-- Start Records shown --
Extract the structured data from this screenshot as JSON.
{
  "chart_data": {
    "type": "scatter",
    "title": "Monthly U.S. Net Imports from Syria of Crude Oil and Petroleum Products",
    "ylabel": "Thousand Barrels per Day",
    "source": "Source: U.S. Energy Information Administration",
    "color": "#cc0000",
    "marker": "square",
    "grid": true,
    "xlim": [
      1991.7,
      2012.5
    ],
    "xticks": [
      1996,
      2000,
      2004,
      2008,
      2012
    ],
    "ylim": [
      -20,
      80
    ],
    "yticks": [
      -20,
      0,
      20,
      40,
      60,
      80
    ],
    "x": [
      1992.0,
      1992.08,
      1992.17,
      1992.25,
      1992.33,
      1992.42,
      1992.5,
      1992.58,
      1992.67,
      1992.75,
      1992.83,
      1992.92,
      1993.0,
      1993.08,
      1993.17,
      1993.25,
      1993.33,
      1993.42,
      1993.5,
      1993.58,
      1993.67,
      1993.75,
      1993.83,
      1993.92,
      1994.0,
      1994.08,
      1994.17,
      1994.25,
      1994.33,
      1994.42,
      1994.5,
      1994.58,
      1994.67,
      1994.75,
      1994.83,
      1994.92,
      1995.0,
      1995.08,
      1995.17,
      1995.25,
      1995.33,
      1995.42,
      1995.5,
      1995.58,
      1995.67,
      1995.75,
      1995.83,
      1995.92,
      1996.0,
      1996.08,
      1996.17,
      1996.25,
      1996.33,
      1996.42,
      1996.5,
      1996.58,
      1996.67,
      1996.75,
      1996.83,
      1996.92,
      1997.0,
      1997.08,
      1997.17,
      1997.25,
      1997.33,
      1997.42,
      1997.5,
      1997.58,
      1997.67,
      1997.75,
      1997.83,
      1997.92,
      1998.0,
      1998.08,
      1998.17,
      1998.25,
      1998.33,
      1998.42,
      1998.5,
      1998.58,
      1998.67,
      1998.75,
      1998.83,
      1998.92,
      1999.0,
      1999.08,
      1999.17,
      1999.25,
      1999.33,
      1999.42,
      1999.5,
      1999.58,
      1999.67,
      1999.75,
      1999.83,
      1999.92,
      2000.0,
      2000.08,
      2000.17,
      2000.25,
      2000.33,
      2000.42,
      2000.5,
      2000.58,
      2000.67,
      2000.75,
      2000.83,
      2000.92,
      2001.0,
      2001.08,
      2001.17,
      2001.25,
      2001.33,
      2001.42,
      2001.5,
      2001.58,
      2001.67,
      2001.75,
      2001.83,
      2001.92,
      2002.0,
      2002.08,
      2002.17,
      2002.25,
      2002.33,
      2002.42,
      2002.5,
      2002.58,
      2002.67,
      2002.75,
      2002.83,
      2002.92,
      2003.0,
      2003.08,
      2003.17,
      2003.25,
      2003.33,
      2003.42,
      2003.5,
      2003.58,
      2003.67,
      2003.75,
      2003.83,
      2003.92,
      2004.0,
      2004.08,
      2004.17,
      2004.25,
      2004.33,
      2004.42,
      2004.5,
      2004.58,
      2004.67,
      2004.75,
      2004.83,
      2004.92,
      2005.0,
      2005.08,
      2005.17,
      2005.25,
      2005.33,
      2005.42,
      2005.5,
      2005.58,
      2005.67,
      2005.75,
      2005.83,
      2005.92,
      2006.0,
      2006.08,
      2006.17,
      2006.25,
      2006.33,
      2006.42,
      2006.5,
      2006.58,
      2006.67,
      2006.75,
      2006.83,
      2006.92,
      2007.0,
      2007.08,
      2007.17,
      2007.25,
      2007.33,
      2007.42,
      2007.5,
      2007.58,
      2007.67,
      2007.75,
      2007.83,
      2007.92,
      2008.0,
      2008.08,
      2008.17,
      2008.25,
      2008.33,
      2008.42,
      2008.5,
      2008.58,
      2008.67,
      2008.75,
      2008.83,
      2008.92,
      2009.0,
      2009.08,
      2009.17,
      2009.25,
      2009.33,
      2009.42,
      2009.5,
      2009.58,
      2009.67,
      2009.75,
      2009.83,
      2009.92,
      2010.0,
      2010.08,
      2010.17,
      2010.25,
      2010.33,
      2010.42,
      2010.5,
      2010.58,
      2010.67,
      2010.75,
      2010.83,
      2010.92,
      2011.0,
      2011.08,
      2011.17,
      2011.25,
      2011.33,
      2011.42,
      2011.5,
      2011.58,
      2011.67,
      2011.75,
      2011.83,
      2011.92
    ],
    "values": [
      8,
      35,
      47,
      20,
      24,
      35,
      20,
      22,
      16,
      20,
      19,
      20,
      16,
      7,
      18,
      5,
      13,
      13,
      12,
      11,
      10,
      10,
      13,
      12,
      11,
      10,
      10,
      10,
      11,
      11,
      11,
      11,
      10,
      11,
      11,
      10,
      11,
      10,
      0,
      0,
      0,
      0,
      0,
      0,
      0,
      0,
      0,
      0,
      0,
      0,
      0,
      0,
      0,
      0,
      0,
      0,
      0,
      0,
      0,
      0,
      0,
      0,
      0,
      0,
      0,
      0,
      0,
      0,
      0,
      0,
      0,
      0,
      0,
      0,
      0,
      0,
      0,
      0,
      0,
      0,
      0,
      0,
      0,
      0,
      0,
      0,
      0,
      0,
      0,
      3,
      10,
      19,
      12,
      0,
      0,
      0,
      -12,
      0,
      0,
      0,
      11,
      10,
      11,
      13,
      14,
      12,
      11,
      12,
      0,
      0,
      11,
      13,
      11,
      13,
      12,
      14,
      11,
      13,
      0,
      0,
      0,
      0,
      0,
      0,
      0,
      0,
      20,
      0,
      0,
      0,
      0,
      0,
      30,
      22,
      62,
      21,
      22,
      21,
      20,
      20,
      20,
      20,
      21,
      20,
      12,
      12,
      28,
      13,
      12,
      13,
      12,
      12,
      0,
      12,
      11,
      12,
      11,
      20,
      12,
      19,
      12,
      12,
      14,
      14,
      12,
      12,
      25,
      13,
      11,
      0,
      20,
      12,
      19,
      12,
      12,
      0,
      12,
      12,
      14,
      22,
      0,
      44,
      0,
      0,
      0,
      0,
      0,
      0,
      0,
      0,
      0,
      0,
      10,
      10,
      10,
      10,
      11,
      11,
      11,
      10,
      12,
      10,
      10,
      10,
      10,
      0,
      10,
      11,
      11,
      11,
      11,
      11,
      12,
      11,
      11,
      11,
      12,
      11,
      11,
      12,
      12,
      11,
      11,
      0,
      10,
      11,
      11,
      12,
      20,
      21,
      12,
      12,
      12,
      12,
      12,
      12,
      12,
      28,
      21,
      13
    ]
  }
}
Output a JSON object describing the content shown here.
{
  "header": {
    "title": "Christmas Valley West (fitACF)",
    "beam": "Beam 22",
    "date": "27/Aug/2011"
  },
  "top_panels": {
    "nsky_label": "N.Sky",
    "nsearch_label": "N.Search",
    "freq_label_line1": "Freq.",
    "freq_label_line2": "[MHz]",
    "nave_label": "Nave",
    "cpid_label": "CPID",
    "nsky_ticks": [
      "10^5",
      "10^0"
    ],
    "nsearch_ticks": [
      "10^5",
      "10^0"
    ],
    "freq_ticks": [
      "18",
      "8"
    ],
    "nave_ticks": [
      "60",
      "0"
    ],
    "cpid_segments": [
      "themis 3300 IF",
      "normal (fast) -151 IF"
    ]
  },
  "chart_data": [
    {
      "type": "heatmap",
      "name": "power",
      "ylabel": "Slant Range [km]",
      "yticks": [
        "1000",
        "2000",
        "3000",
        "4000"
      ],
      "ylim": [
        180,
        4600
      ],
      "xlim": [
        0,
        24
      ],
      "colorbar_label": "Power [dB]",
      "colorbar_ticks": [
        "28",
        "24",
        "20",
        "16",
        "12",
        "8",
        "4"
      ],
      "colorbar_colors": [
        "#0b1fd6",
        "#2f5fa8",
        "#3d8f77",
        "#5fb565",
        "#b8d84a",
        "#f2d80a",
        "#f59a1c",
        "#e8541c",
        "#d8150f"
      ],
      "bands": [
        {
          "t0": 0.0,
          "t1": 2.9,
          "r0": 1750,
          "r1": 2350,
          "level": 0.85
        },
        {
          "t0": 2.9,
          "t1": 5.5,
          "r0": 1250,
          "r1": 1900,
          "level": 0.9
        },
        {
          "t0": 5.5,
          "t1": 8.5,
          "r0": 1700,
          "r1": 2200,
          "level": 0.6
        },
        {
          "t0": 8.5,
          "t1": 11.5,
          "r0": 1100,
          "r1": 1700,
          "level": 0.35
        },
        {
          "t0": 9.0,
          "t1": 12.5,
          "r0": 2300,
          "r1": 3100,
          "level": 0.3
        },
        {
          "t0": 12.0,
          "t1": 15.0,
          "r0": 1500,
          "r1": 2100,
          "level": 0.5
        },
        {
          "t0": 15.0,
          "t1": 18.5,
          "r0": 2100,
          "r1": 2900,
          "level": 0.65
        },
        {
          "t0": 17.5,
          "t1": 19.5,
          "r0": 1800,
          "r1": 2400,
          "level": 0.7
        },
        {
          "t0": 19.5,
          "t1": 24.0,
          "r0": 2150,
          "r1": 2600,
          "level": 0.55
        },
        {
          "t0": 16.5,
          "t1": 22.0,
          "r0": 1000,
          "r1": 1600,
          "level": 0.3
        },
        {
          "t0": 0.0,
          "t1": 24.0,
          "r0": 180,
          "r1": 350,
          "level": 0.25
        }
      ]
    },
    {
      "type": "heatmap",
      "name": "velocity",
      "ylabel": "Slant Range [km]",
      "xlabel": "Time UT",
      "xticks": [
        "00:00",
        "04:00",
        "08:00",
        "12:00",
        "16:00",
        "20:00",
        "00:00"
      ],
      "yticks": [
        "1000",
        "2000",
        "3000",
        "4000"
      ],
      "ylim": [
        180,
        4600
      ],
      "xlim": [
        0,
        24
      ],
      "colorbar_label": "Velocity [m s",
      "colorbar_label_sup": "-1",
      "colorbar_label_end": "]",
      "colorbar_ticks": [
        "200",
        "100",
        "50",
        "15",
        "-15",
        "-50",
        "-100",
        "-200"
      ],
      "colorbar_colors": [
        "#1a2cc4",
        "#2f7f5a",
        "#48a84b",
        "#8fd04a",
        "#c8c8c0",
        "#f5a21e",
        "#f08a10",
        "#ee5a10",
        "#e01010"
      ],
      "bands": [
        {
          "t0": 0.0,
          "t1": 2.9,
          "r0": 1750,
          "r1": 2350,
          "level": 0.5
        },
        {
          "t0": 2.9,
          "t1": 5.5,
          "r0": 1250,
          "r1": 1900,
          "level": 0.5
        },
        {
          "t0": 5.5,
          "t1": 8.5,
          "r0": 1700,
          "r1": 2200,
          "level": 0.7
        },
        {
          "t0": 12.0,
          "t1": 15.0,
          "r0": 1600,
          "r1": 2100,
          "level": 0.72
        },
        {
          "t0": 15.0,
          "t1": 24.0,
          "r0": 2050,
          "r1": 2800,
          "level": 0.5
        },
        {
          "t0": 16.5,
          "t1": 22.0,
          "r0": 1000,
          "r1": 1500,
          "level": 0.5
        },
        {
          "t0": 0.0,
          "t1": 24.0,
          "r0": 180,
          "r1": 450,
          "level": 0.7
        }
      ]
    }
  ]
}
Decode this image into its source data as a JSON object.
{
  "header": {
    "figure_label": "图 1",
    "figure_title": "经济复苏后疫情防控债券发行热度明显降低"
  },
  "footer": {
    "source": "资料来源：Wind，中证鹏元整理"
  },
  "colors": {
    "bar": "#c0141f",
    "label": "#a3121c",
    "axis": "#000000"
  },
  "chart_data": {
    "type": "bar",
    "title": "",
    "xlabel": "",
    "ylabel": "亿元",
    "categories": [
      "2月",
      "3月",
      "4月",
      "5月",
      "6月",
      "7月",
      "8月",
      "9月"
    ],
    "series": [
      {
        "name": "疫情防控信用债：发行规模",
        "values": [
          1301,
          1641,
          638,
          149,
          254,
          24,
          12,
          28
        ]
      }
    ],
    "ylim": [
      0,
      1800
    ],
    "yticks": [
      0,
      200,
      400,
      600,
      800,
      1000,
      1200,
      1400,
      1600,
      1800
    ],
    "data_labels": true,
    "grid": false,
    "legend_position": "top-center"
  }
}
-- End Records shown --
Work to be completed ▸ Look through the entries above and list every line containing "from".

Exercise solution ▸
Extract the structured data from this screenshot as JSON.
    "title": "Monthly U.S. Net Imports from Syria of Crude Oil and Petroleum Products",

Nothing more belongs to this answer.